#  > 【巍峨峻山】 公告服務區 >  > 意見箱 >  >  來求一個功能

## Wolfy

各個版的置頂文章....有辦法弄得跟一般的項目顏色有所區分嗎?
比方說弄明顯一點的顏色....

----------


## 狼王白牙

> 各個版的置頂文章....有辦法弄得跟一般的項目顏色有所區分嗎?
> 比方說弄明顯一點的顏色....


目前沒有辦法, 頂多能做到公告置頂分區

分區顏色也是我想要的功能

----------


## 狼王白牙

通常想得到的好用功能都已經全部加上去了啦, 本狼又是外掛試用狂, 
你們想得到功能的說不定老早就找過了

恩, 除了一些開放網頁碼, 貼影片, 子版面...很 "危險" 的外掛沒加而已
什麼 topic color , session color, 能搜的都搜了,沒有就是沒有
危險就是有可能把論壇頁面搞亂的外掛

為什麼國外的論壇看起來都一種顏色而已,沒有什麼主題不同顏色的
就是因為phpbb產生動態頁面的表格目前只能使用同一種顏色參數啦

----------


## Wolfy

恩....了解了. 還是說聲謝謝.

_存檔紀錄_.
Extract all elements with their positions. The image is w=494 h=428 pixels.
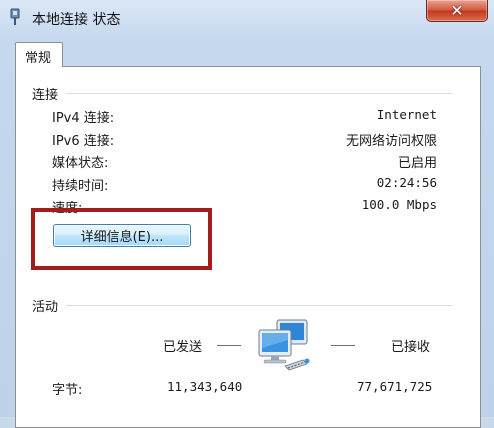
ipv6-label: IPv6 连接: [52,134,115,149]
received-line [331,345,355,346]
connection-separator [66,93,453,94]
speed-value: 100.0 Mbps [361,197,437,212]
ipv4-value: Internet [376,107,437,122]
network-connection-icon [10,8,20,25]
title-bar[interactable]: 本地连接 状态 ✕ [0,0,494,36]
ipv6-value: 无网络访问权限 [345,134,437,149]
duration-label: 持续时间: [52,179,109,194]
bytes-sent-value: 11,343,640 [167,379,243,394]
status-window: 本地连接 状态 ✕ 常规 连接 IPv4 连接: Internet IPv6 连… [0,0,494,428]
sent-line [217,345,241,346]
connection-section-label: 连接 [32,88,59,103]
bytes-received-value: 77,671,725 [357,379,433,394]
highlight-annotation-box [31,208,212,270]
media-state-label: 媒体状态: [52,156,109,171]
window-title: 本地连接 状态 [32,12,121,28]
activity-separator [66,305,453,306]
sent-label: 已发送 [163,340,203,355]
network-computers-icon [258,319,310,371]
activity-section-label: 活动 [32,300,59,315]
duration-value: 02:24:56 [376,175,437,190]
tab-general-label: 常规 [25,51,52,66]
bytes-label: 字节: [52,383,83,398]
received-label: 已接收 [391,340,431,355]
ipv4-label: IPv4 连接: [52,111,115,126]
close-icon: ✕ [450,0,464,20]
media-state-value: 已启用 [397,156,437,171]
close-button[interactable]: ✕ [426,0,488,22]
tab-general[interactable]: 常规 [15,42,63,67]
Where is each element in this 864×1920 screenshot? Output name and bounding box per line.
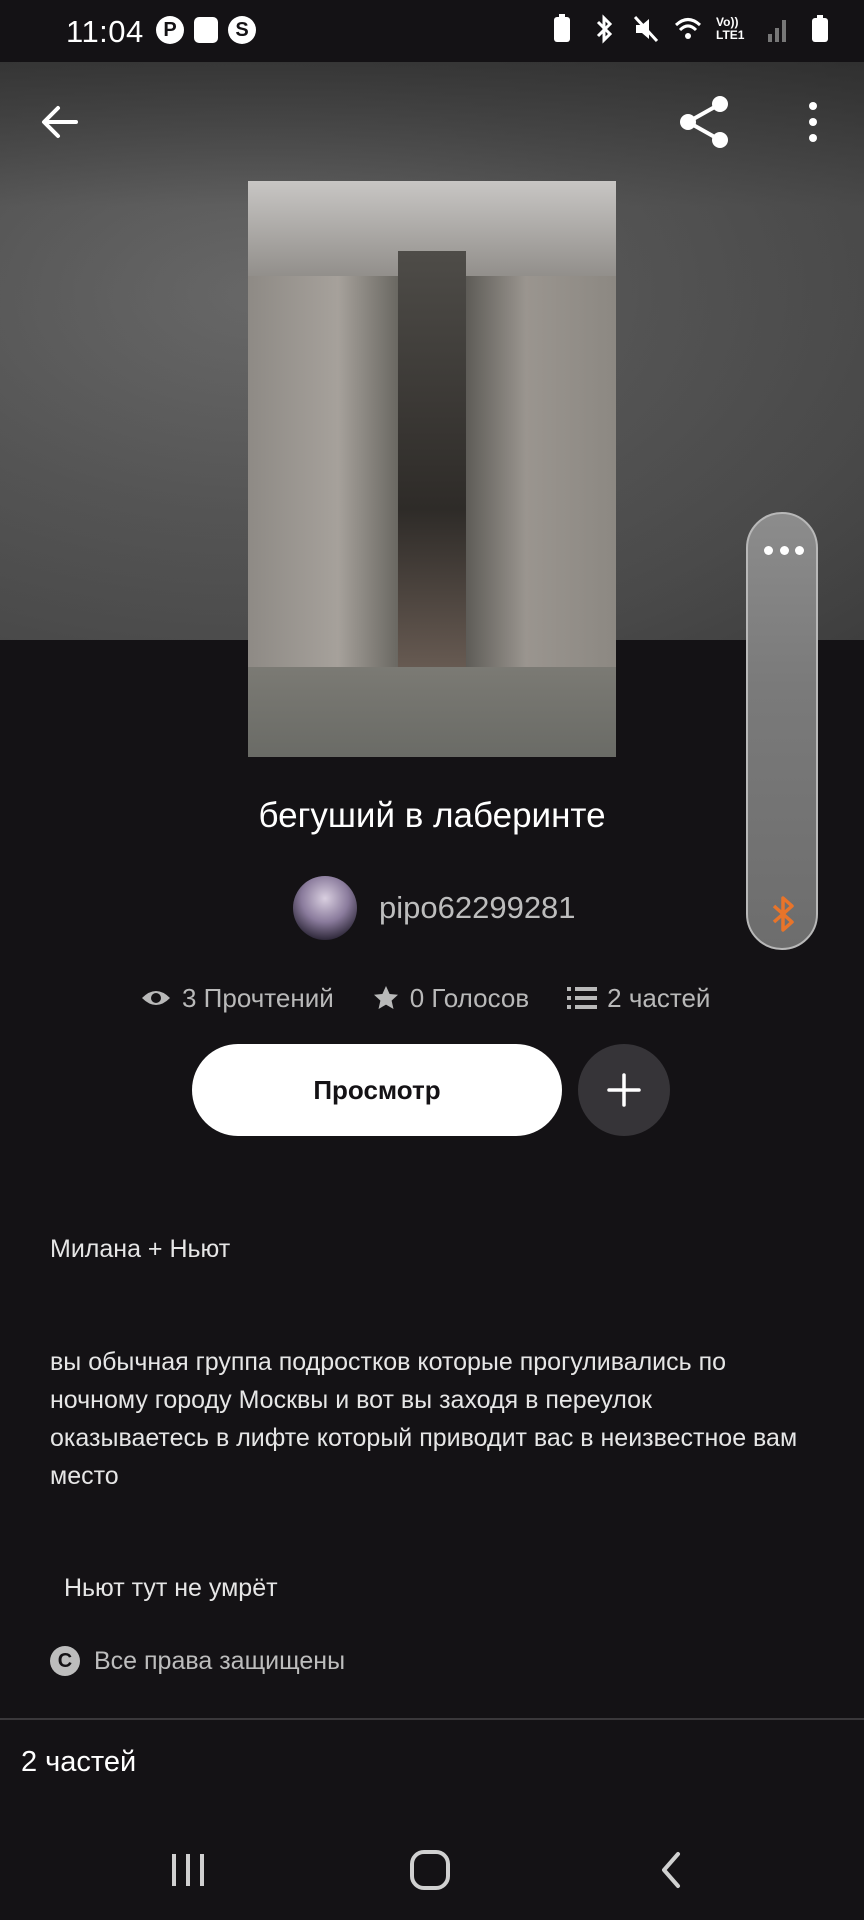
author-row[interactable]: pipo62299281	[293, 876, 576, 940]
signal-icon	[768, 20, 786, 42]
more-horizontal-icon[interactable]	[764, 546, 804, 556]
description-paragraph: вы обычная группа подростков которые про…	[50, 1348, 798, 1490]
battery-icon	[812, 15, 828, 42]
star-icon	[373, 986, 398, 1009]
stats-row: 3 Прочтений 0 Голосов 2 частей	[140, 978, 748, 1018]
shazam-icon: S	[228, 16, 256, 44]
more-vertical-button[interactable]	[800, 98, 826, 146]
cover-ground	[248, 667, 616, 757]
parts-stat: 2 частей	[567, 983, 710, 1014]
votes-count: 0 Голосов	[409, 982, 530, 1013]
book-cover-image[interactable]	[248, 181, 616, 757]
pinterest-icon: P	[156, 16, 184, 44]
eye-icon	[142, 991, 170, 1005]
mute-icon	[633, 15, 659, 43]
author-name[interactable]: pipo62299281	[379, 890, 576, 926]
cover-corridor	[398, 251, 466, 721]
cover-wall-left	[248, 276, 398, 696]
wifi-icon	[674, 18, 702, 39]
battery-saver-icon	[554, 14, 570, 42]
parts-section-header[interactable]: 2 частей	[21, 1746, 136, 1779]
book-title: бегуший в лаберинте	[258, 796, 606, 835]
cover-wall-right	[466, 276, 616, 696]
avatar[interactable]	[293, 876, 357, 940]
list-icon	[567, 987, 598, 1009]
recent-apps-icon[interactable]	[168, 1850, 208, 1890]
back-icon[interactable]	[656, 1850, 686, 1890]
copyright-text: Все права защищены	[94, 1646, 346, 1675]
share-button[interactable]	[676, 94, 732, 150]
volte-lte1-icon: Vo)) LTE1	[716, 15, 745, 42]
status-bar: 11:04 P S Vo)) LTE1	[0, 0, 864, 62]
reads-stat: 3 Прочтений	[140, 983, 334, 1014]
floating-edge-panel[interactable]	[746, 512, 818, 950]
back-button[interactable]	[36, 98, 84, 146]
bluetooth-icon	[596, 14, 613, 44]
parts-count: 2 частей	[607, 982, 711, 1013]
copyright-icon: C	[50, 1646, 80, 1676]
bluetooth-icon[interactable]	[768, 894, 798, 934]
divider	[0, 1718, 864, 1720]
plus-icon	[607, 1073, 641, 1107]
description-line-1: Милана + Ньют	[50, 1235, 231, 1263]
copyright-row: C Все права защищены	[50, 1646, 345, 1676]
votes-stat: 0 Голосов	[372, 983, 529, 1014]
reads-count: 3 Прочтений	[182, 982, 334, 1013]
calendar-icon	[194, 17, 218, 43]
status-left-icons: P S	[156, 16, 256, 44]
status-right-icons: Vo)) LTE1	[548, 14, 834, 44]
read-button[interactable]: Просмотр	[192, 1044, 562, 1136]
add-to-library-button[interactable]	[578, 1044, 670, 1136]
home-icon[interactable]	[408, 1848, 452, 1892]
system-nav-bar	[0, 1820, 864, 1920]
description-line-3: Ньют тут не умрёт	[57, 1574, 278, 1602]
status-time: 11:04	[66, 14, 144, 49]
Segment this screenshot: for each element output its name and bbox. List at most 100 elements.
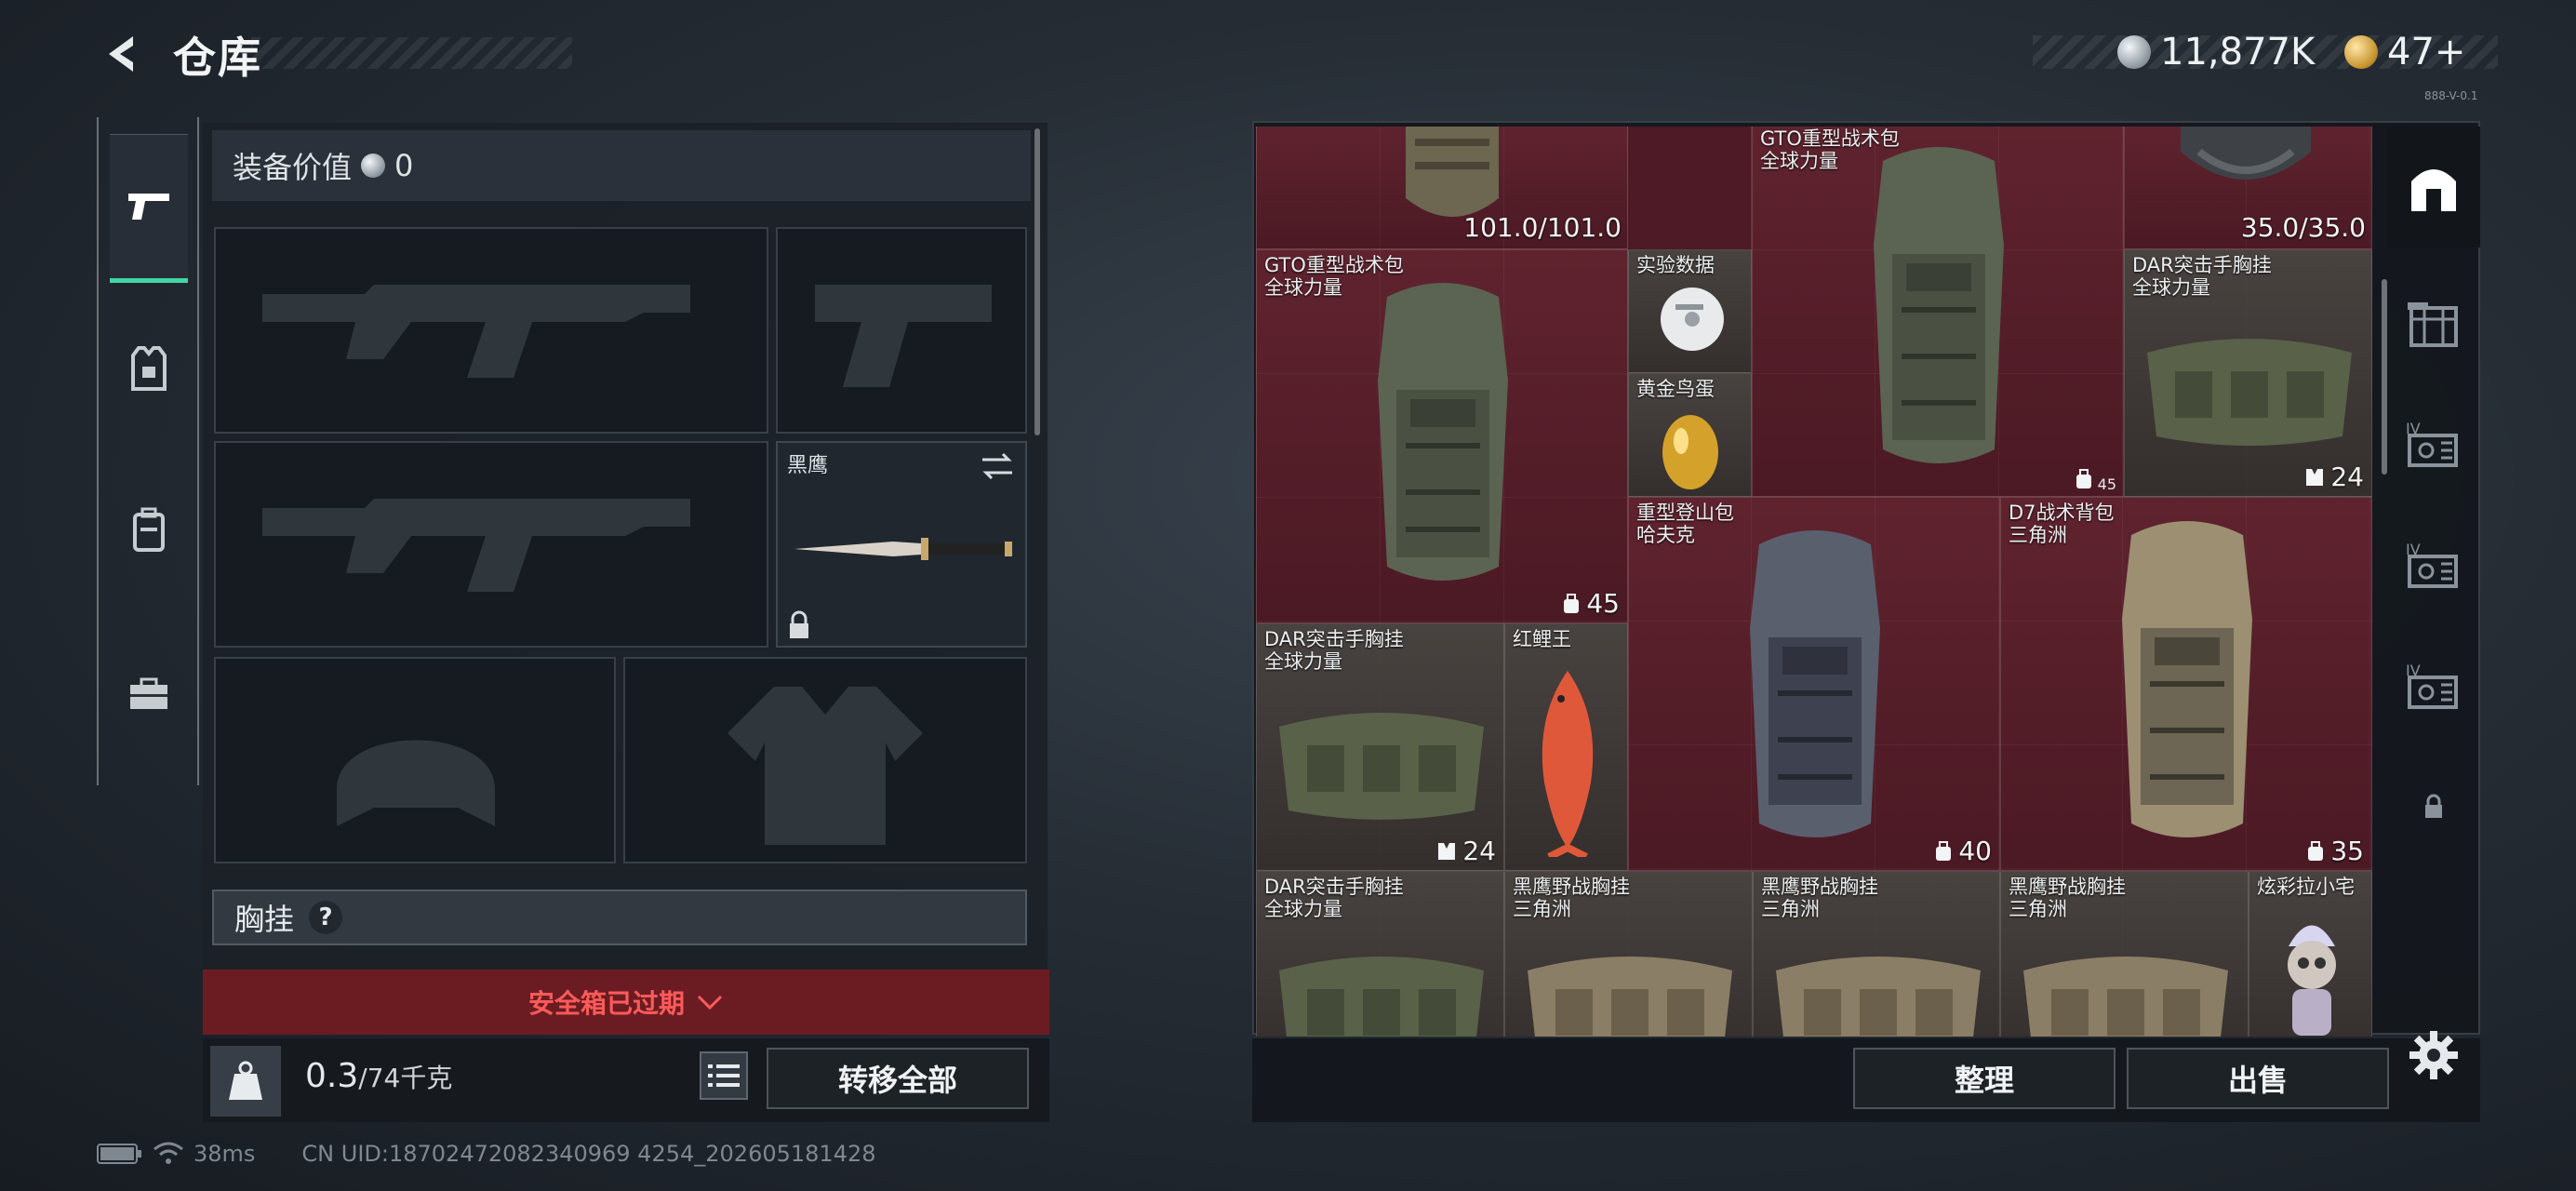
item-count: 40 [1934,836,1992,866]
version-label: 888-V-0.1 [2424,89,2478,102]
item-count: 45 [1562,588,1620,619]
settings-button[interactable] [2406,1027,2462,1083]
stash-item-dar-top-right[interactable]: DAR突击手胸挂 全球力量 24 [2124,249,2372,497]
back-button[interactable] [93,26,149,82]
lock-icon [2425,794,2442,818]
lock-icon [790,610,808,638]
safebox-expired-text: 安全箱已过期 [527,988,685,1019]
fish-image [1542,671,1594,857]
item-brand: 三角洲 [2009,524,2067,546]
tab-supply[interactable] [110,620,188,769]
tab-stash-page-1[interactable] [2387,262,2480,383]
tab-stash-locked[interactable] [2387,746,2480,867]
vest-capacity-icon [1438,842,1456,860]
item-brand: 全球力量 [1760,150,1838,172]
loadout-scrollbar[interactable] [1034,128,1040,435]
organize-button[interactable]: 整理 [1853,1048,2116,1109]
item-name: DAR突击手胸挂 [1264,628,1404,650]
weight-readout: 0.3/74千克 [305,1057,452,1095]
stash-page-tabs: IV IV IV [2387,127,2480,1035]
item-brand: 全球力量 [1264,276,1342,299]
rifle-silhouette-icon [262,285,690,378]
gear-icon [2409,1031,2458,1079]
wifi-icon [153,1142,183,1164]
primary-weapon-slot[interactable] [214,227,768,434]
item-brand: 三角洲 [1513,898,1571,920]
stash-item-helmet-top[interactable]: 35.0/35.0 [2124,127,2372,249]
d7-backpack-image [2122,521,2252,837]
pistol-icon [128,194,169,220]
figurine-image [2288,925,2336,1036]
stash-item-dar-mid-left[interactable]: DAR突击手胸挂 全球力量 24 [1256,623,1504,871]
mountain-backpack-image [1750,530,1880,837]
stash-item-red-carp[interactable]: 红鲤王 [1504,623,1628,871]
armor-silhouette-icon [727,687,923,845]
item-count: 24 [2304,462,2364,492]
tab-stash-home[interactable] [2387,127,2480,248]
transfer-all-button[interactable]: 转移全部 [767,1048,1029,1109]
vest-capacity-icon [2306,468,2324,486]
stash-item-dar-bottom[interactable]: DAR突击手胸挂 全球力量 [1256,871,1504,1037]
item-count: 35 [2306,836,2364,866]
battery-icon [97,1144,141,1164]
gold-coin-icon [2344,35,2378,69]
melee-slot[interactable]: 黑鹰 [776,441,1027,648]
tab-armor[interactable] [110,294,188,443]
help-icon[interactable]: ? [309,901,343,934]
back-arrow-icon [109,36,133,72]
golden-egg-image [1662,415,1718,489]
safe-box-iv-icon: IV [2406,541,2458,588]
item-brand: 全球力量 [2132,276,2210,299]
list-view-button[interactable] [700,1051,748,1100]
equipment-value: 0 [394,148,414,183]
tab-stash-page-3[interactable]: IV [2387,504,2480,625]
chest-rig-image [1776,957,1981,1037]
item-name: GTO重型战术包 [1760,127,1900,150]
stash-item-top-left[interactable]: 101.0/101.0 [1256,127,1628,249]
stash-item-hawk-rig-3[interactable]: 黑鹰野战胸挂 三角洲 [2000,871,2249,1037]
stash-item-d7-pack[interactable]: D7战术背包 三角洲 35 [2000,497,2372,871]
item-name: GTO重型战术包 [1264,254,1404,276]
pistol-silhouette-icon [815,285,992,387]
stash-item-experiment-data[interactable]: 实验数据 [1628,249,1752,373]
stash-item-gto-left[interactable]: GTO重型战术包 全球力量 45 [1256,249,1628,623]
silver-currency: 11,877K [2117,26,2315,78]
item-brand: 三角洲 [2009,898,2067,920]
safebox-expired-banner[interactable]: 安全箱已过期 [203,970,1049,1035]
sell-button[interactable]: 出售 [2127,1048,2389,1109]
crate-icon [2408,302,2458,347]
item-name: 实验数据 [1636,254,1715,276]
tab-backpack[interactable] [110,456,188,605]
stash-item-mountain-pack[interactable]: 重型登山包 哈夫克 40 [1628,497,2000,871]
tactical-backpack-image [1874,147,2004,463]
stash-item-figurine[interactable]: 炫彩拉小宅 [2249,871,2372,1037]
body-armor-slot[interactable] [623,657,1027,863]
equipment-value-row: 装备价值 0 [212,130,1031,201]
weight-indicator [210,1046,281,1117]
item-name: DAR突击手胸挂 [2132,254,2272,276]
stash-item-hawk-rig-2[interactable]: 黑鹰野战胸挂 三角洲 [1753,871,2000,1037]
helmet-image [2181,127,2311,180]
sidearm-slot[interactable] [776,227,1027,434]
item-durability: 35.0/35.0 [2240,212,2366,243]
stash-item-hawk-rig-1[interactable]: 黑鹰野战胸挂 三角洲 [1504,871,1753,1037]
swap-icon[interactable] [979,450,1016,482]
item-name: D7战术背包 [2009,502,2115,524]
stash-item-gto-top[interactable]: GTO重型战术包 全球力量 [1752,127,2124,497]
secondary-weapon-slot[interactable] [214,441,768,648]
item-durability: 101.0/101.0 [1463,212,1622,243]
rifle-silhouette-icon [262,499,690,592]
status-bar: 38ms CN UID:18702472082340969 4254_20260… [97,1141,876,1167]
helmet-slot[interactable] [214,657,616,863]
stash-grid: 101.0/101.0 GTO重型战术包 全球力量 35.0/35.0 GTO重… [1256,127,2372,1037]
melee-name: 黑鹰 [787,454,829,477]
tab-stash-page-2[interactable]: IV [2387,383,2480,504]
gold-currency[interactable]: 47+ [2344,26,2465,78]
chest-rig-image [1279,957,1484,1037]
stash-item-golden-egg[interactable]: 黄金鸟蛋 [1628,373,1752,497]
tab-weapon[interactable] [110,134,188,283]
backpack-capacity-icon [2308,840,2324,861]
tab-stash-page-4[interactable]: IV [2387,625,2480,746]
weight-max: /74千克 [358,1063,453,1093]
chest-rig-image [2147,339,2352,446]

_練習目的_.
請將上方論壇討論串中從「恩, 除了一些開放網頁碼, 貼影片, 子版面...很」到「恩....了解了. 還是說聲謝謝.」的段落一字不改地照錄出來。

_回答如下_.
恩, 除了一些開放網頁碼, 貼影片, 子版面...很 "危險" 的外掛沒加而已
什麼 topic color , session color, 能搜的都搜了,沒有就是沒有
危險就是有可能把論壇頁面搞亂的外掛

為什麼國外的論壇看起來都一種顏色而已,沒有什麼主題不同顏色的
就是因為phpbb產生動態頁面的表格目前只能使用同一種顏色參數啦

----------


## Wolfy

恩....了解了. 還是說聲謝謝.